_Entries from a dataset_
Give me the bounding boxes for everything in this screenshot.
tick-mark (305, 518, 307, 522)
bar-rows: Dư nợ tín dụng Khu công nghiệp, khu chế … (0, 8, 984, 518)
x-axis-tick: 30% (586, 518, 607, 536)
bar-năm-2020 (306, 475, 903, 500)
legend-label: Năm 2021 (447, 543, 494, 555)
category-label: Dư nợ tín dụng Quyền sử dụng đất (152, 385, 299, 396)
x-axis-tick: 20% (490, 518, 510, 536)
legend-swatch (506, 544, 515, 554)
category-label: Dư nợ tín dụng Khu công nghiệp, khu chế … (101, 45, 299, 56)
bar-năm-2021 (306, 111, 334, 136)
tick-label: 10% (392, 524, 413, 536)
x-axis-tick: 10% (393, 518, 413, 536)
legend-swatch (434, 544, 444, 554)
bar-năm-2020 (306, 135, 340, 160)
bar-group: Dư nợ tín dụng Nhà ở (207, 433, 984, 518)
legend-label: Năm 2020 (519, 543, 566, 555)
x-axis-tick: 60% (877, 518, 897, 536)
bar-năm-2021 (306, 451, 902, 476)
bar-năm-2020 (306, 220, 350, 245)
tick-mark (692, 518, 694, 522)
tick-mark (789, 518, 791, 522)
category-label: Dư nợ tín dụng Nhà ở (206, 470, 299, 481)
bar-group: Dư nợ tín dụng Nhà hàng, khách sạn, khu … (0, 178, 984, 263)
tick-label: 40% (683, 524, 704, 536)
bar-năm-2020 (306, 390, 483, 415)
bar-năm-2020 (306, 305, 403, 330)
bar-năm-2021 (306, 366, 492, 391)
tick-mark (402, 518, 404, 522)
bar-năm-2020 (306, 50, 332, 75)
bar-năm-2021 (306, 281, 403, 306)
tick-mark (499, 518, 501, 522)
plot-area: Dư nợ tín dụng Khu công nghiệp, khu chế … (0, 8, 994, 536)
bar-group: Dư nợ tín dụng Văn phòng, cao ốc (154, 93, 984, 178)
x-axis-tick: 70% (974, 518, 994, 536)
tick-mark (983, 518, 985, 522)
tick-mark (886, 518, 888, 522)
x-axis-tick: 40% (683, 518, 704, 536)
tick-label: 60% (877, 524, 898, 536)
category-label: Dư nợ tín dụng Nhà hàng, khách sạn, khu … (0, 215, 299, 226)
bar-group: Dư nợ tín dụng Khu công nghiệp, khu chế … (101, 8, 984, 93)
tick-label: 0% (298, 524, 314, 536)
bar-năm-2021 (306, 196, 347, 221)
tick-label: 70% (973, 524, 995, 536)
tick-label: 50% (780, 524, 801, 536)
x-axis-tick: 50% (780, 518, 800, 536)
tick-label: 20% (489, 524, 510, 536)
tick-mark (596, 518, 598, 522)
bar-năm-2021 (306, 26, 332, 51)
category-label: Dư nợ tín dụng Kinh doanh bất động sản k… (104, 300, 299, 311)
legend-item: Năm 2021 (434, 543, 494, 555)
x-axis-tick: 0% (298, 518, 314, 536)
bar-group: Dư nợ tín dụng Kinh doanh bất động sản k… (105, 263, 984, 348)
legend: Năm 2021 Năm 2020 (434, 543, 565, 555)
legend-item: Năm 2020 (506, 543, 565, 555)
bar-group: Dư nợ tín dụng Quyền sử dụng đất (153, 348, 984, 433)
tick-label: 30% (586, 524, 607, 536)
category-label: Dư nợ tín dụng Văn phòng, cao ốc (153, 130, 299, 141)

_Stated goal_
Copy every line of the material above, character for character, without changing anything.

_Expected answer_
Give me the bounding boxes for everything in this screenshot.
tick-mark (305, 518, 307, 522)
bar-rows: Dư nợ tín dụng Khu công nghiệp, khu chế … (0, 8, 984, 518)
x-axis-tick: 30% (586, 518, 607, 536)
bar-năm-2020 (306, 475, 903, 500)
legend-label: Năm 2021 (447, 543, 494, 555)
category-label: Dư nợ tín dụng Quyền sử dụng đất (152, 385, 299, 396)
x-axis-tick: 20% (490, 518, 510, 536)
legend-swatch (506, 544, 515, 554)
category-label: Dư nợ tín dụng Khu công nghiệp, khu chế … (101, 45, 299, 56)
bar-năm-2021 (306, 111, 334, 136)
tick-label: 10% (392, 524, 413, 536)
x-axis-tick: 10% (393, 518, 413, 536)
legend-swatch (434, 544, 444, 554)
bar-năm-2020 (306, 135, 340, 160)
bar-group: Dư nợ tín dụng Nhà ở (207, 433, 984, 518)
legend-label: Năm 2020 (519, 543, 566, 555)
x-axis-tick: 60% (877, 518, 897, 536)
bar-năm-2021 (306, 451, 902, 476)
bar-năm-2020 (306, 220, 350, 245)
tick-mark (692, 518, 694, 522)
tick-mark (789, 518, 791, 522)
category-label: Dư nợ tín dụng Nhà ở (206, 470, 299, 481)
bar-group: Dư nợ tín dụng Nhà hàng, khách sạn, khu … (0, 178, 984, 263)
tick-label: 40% (683, 524, 704, 536)
bar-năm-2020 (306, 390, 483, 415)
bar-năm-2020 (306, 305, 403, 330)
bar-năm-2021 (306, 366, 492, 391)
tick-mark (402, 518, 404, 522)
bar-năm-2020 (306, 50, 332, 75)
bar-năm-2021 (306, 281, 403, 306)
tick-mark (499, 518, 501, 522)
plot-area: Dư nợ tín dụng Khu công nghiệp, khu chế … (0, 8, 994, 536)
bar-group: Dư nợ tín dụng Văn phòng, cao ốc (154, 93, 984, 178)
x-axis-tick: 70% (974, 518, 994, 536)
tick-mark (983, 518, 985, 522)
tick-mark (886, 518, 888, 522)
x-axis-tick: 40% (683, 518, 704, 536)
tick-label: 60% (877, 524, 898, 536)
category-label: Dư nợ tín dụng Nhà hàng, khách sạn, khu … (0, 215, 299, 226)
bar-group: Dư nợ tín dụng Khu công nghiệp, khu chế … (101, 8, 984, 93)
tick-label: 0% (298, 524, 314, 536)
bar-năm-2021 (306, 196, 347, 221)
tick-label: 70% (973, 524, 995, 536)
tick-label: 50% (780, 524, 801, 536)
x-axis-tick: 50% (780, 518, 800, 536)
tick-label: 20% (489, 524, 510, 536)
tick-mark (596, 518, 598, 522)
bar-năm-2021 (306, 26, 332, 51)
category-label: Dư nợ tín dụng Kinh doanh bất động sản k… (104, 300, 299, 311)
legend-item: Năm 2021 (434, 543, 494, 555)
x-axis-tick: 0% (298, 518, 314, 536)
bar-group: Dư nợ tín dụng Kinh doanh bất động sản k… (105, 263, 984, 348)
legend: Năm 2021 Năm 2020 (434, 543, 565, 555)
legend-item: Năm 2020 (506, 543, 565, 555)
bar-group: Dư nợ tín dụng Quyền sử dụng đất (153, 348, 984, 433)
tick-label: 30% (586, 524, 607, 536)
category-label: Dư nợ tín dụng Văn phòng, cao ốc (153, 130, 299, 141)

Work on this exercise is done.